[Records from a dataset]
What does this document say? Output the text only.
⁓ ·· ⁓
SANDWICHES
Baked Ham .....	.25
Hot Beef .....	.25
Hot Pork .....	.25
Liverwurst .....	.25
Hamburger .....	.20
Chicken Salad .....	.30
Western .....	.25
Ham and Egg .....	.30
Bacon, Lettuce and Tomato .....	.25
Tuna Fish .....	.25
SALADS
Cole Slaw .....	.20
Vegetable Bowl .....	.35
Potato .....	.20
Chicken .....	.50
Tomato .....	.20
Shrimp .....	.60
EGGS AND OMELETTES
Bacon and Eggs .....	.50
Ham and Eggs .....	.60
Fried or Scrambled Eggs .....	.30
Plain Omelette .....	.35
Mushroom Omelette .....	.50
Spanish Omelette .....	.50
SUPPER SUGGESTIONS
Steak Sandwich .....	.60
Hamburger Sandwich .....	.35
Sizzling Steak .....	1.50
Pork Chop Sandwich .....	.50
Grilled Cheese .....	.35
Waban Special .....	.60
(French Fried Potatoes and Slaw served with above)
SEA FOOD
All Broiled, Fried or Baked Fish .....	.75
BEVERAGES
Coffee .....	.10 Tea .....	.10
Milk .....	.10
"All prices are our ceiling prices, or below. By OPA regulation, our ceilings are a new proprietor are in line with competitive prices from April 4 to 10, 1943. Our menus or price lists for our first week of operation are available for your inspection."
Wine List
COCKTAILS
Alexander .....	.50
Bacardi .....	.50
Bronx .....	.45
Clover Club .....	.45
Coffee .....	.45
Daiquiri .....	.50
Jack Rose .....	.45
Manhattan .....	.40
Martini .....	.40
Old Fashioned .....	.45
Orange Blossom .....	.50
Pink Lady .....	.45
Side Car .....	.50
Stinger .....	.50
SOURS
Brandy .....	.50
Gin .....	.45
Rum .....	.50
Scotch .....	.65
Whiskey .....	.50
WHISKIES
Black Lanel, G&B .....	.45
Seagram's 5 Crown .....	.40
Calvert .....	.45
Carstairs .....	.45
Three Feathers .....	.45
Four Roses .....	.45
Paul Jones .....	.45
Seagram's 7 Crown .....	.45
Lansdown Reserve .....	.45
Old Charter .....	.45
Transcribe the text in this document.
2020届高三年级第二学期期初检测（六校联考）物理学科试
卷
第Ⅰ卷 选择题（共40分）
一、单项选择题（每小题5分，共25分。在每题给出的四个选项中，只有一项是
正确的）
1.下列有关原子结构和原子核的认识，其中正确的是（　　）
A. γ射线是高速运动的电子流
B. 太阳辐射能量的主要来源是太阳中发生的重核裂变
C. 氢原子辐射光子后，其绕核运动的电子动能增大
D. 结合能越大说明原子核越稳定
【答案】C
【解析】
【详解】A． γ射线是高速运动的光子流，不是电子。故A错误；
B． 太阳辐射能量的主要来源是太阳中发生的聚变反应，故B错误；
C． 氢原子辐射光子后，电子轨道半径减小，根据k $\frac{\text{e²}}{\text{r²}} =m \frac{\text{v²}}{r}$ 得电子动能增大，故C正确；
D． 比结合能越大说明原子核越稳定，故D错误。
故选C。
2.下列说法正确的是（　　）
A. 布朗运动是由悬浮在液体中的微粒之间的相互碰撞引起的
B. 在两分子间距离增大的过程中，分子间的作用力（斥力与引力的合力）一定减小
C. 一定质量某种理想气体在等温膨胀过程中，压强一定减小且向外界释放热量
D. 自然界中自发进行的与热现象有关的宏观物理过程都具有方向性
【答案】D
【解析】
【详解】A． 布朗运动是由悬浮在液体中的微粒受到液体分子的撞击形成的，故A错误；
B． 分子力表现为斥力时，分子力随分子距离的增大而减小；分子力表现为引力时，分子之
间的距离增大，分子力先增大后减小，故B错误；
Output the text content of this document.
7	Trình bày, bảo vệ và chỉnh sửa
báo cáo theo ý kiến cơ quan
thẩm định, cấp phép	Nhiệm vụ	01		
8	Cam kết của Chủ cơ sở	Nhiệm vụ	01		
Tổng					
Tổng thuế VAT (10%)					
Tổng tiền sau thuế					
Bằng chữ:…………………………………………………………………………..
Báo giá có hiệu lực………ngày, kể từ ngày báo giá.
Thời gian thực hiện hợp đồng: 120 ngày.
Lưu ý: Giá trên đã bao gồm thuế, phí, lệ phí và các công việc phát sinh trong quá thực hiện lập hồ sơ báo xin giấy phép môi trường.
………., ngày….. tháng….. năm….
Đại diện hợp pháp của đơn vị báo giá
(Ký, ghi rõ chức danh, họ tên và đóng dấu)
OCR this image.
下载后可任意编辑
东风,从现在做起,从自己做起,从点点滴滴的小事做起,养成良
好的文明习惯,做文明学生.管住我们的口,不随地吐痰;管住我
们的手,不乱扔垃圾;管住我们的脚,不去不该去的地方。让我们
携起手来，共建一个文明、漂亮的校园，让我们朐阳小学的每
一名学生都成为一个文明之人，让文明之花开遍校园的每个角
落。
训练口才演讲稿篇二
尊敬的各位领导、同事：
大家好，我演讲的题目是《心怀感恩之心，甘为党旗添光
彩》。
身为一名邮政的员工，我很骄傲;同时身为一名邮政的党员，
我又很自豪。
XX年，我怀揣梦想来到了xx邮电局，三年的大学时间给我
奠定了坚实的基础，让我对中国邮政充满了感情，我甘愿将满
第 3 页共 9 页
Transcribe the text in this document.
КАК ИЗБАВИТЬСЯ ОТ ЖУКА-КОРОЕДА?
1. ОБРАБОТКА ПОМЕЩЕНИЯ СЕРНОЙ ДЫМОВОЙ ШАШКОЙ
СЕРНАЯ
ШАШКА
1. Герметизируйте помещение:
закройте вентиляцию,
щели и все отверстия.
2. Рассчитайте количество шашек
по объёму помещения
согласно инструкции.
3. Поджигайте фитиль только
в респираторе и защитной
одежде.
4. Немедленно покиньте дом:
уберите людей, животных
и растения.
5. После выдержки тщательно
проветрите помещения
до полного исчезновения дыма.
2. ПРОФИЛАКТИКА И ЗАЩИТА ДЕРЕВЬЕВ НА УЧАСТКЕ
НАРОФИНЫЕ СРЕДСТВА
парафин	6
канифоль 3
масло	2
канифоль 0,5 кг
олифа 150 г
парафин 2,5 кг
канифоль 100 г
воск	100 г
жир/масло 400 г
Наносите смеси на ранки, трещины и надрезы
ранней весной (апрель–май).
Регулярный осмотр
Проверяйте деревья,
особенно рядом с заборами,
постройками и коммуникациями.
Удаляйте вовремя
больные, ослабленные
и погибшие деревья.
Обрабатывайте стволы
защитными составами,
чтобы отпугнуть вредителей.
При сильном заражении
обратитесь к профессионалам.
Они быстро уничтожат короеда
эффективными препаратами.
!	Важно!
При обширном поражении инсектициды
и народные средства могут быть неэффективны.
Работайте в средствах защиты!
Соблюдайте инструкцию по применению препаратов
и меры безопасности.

= Exercise task =
Exact output of every entry is required.

= Response =
What does this document say? Output the text only.
⁓ ·· ⁓
SANDWICHES
Baked Ham .....	.25
Hot Beef .....	.25
Hot Pork .....	.25
Liverwurst .....	.25
Hamburger .....	.20
Chicken Salad .....	.30
Western .....	.25
Ham and Egg .....	.30
Bacon, Lettuce and Tomato .....	.25
Tuna Fish .....	.25
SALADS
Cole Slaw .....	.20
Vegetable Bowl .....	.35
Potato .....	.20
Chicken .....	.50
Tomato .....	.20
Shrimp .....	.60
EGGS AND OMELETTES
Bacon and Eggs .....	.50
Ham and Eggs .....	.60
Fried or Scrambled Eggs .....	.30
Plain Omelette .....	.35
Mushroom Omelette .....	.50
Spanish Omelette .....	.50
SUPPER SUGGESTIONS
Steak Sandwich .....	.60
Hamburger Sandwich .....	.35
Sizzling Steak .....	1.50
Pork Chop Sandwich .....	.50
Grilled Cheese .....	.35
Waban Special .....	.60
(French Fried Potatoes and Slaw served with above)
SEA FOOD
All Broiled, Fried or Baked Fish .....	.75
BEVERAGES
Coffee .....	.10 Tea .....	.10
Milk .....	.10
"All prices are our ceiling prices, or below. By OPA regulation, our ceilings are a new proprietor are in line with competitive prices from April 4 to 10, 1943. Our menus or price lists for our first week of operation are available for your inspection."
Wine List
COCKTAILS
Alexander .....	.50
Bacardi .....	.50
Bronx .....	.45
Clover Club .....	.45
Coffee .....	.45
Daiquiri .....	.50
Jack Rose .....	.45
Manhattan .....	.40
Martini .....	.40
Old Fashioned .....	.45
Orange Blossom .....	.50
Pink Lady .....	.45
Side Car .....	.50
Stinger .....	.50
SOURS
Brandy .....	.50
Gin .....	.45
Rum .....	.50
Scotch .....	.65
Whiskey .....	.50
WHISKIES
Black Lanel, G&B .....	.45
Seagram's 5 Crown .....	.40
Calvert .....	.45
Carstairs .....	.45
Three Feathers .....	.45
Four Roses .....	.45
Paul Jones .....	.45
Seagram's 7 Crown .....	.45
Lansdown Reserve .....	.45
Old Charter .....	.45
Transcribe the text in this document.
2020届高三年级第二学期期初检测（六校联考）物理学科试
卷
第Ⅰ卷 选择题（共40分）
一、单项选择题（每小题5分，共25分。在每题给出的四个选项中，只有一项是
正确的）
1.下列有关原子结构和原子核的认识，其中正确的是（　　）
A. γ射线是高速运动的电子流
B. 太阳辐射能量的主要来源是太阳中发生的重核裂变
C. 氢原子辐射光子后，其绕核运动的电子动能增大
D. 结合能越大说明原子核越稳定
【答案】C
【解析】
【详解】A． γ射线是高速运动的光子流，不是电子。故A错误；
B． 太阳辐射能量的主要来源是太阳中发生的聚变反应，故B错误；
C． 氢原子辐射光子后，电子轨道半径减小，根据k $\frac{\text{e²}}{\text{r²}} =m \frac{\text{v²}}{r}$ 得电子动能增大，故C正确；
D． 比结合能越大说明原子核越稳定，故D错误。
故选C。
2.下列说法正确的是（　　）
A. 布朗运动是由悬浮在液体中的微粒之间的相互碰撞引起的
B. 在两分子间距离增大的过程中，分子间的作用力（斥力与引力的合力）一定减小
C. 一定质量某种理想气体在等温膨胀过程中，压强一定减小且向外界释放热量
D. 自然界中自发进行的与热现象有关的宏观物理过程都具有方向性
【答案】D
【解析】
【详解】A． 布朗运动是由悬浮在液体中的微粒受到液体分子的撞击形成的，故A错误；
B． 分子力表现为斥力时，分子力随分子距离的增大而减小；分子力表现为引力时，分子之
间的距离增大，分子力先增大后减小，故B错误；
Output the text content of this document.
7	Trình bày, bảo vệ và chỉnh sửa
báo cáo theo ý kiến cơ quan
thẩm định, cấp phép	Nhiệm vụ	01		
8	Cam kết của Chủ cơ sở	Nhiệm vụ	01		
Tổng					
Tổng thuế VAT (10%)					
Tổng tiền sau thuế					
Bằng chữ:…………………………………………………………………………..
Báo giá có hiệu lực………ngày, kể từ ngày báo giá.
Thời gian thực hiện hợp đồng: 120 ngày.
Lưu ý: Giá trên đã bao gồm thuế, phí, lệ phí và các công việc phát sinh trong quá thực hiện lập hồ sơ báo xin giấy phép môi trường.
………., ngày….. tháng….. năm….
Đại diện hợp pháp của đơn vị báo giá
(Ký, ghi rõ chức danh, họ tên và đóng dấu)
OCR this image.
下载后可任意编辑
东风,从现在做起,从自己做起,从点点滴滴的小事做起,养成良
好的文明习惯,做文明学生.管住我们的口,不随地吐痰;管住我
们的手,不乱扔垃圾;管住我们的脚,不去不该去的地方。让我们
携起手来，共建一个文明、漂亮的校园，让我们朐阳小学的每
一名学生都成为一个文明之人，让文明之花开遍校园的每个角
落。
训练口才演讲稿篇二
尊敬的各位领导、同事：
大家好，我演讲的题目是《心怀感恩之心，甘为党旗添光
彩》。
身为一名邮政的员工，我很骄傲;同时身为一名邮政的党员，
我又很自豪。
XX年，我怀揣梦想来到了xx邮电局，三年的大学时间给我
奠定了坚实的基础，让我对中国邮政充满了感情，我甘愿将满
第 3 页共 9 页
Transcribe the text in this document.
КАК ИЗБАВИТЬСЯ ОТ ЖУКА-КОРОЕДА?
1. ОБРАБОТКА ПОМЕЩЕНИЯ СЕРНОЙ ДЫМОВОЙ ШАШКОЙ
СЕРНАЯ
ШАШКА
1. Герметизируйте помещение:
закройте вентиляцию,
щели и все отверстия.
2. Рассчитайте количество шашек
по объёму помещения
согласно инструкции.
3. Поджигайте фитиль только
в респираторе и защитной
одежде.
4. Немедленно покиньте дом:
уберите людей, животных
и растения.
5. После выдержки тщательно
проветрите помещения
до полного исчезновения дыма.
2. ПРОФИЛАКТИКА И ЗАЩИТА ДЕРЕВЬЕВ НА УЧАСТКЕ
НАРОФИНЫЕ СРЕДСТВА
парафин	6
канифоль 3
масло	2
канифоль 0,5 кг
олифа 150 г
парафин 2,5 кг
канифоль 100 г
воск	100 г
жир/масло 400 г
Наносите смеси на ранки, трещины и надрезы
ранней весной (апрель–май).
Регулярный осмотр
Проверяйте деревья,
особенно рядом с заборами,
постройками и коммуникациями.
Удаляйте вовремя
больные, ослабленные
и погибшие деревья.
Обрабатывайте стволы
защитными составами,
чтобы отпугнуть вредителей.
При сильном заражении
обратитесь к профессионалам.
Они быстро уничтожат короеда
эффективными препаратами.
!	Важно!
При обширном поражении инсектициды
и народные средства могут быть неэффективны.
Работайте в средствах защиты!
Соблюдайте инструкцию по применению препаратов
и меры безопасности.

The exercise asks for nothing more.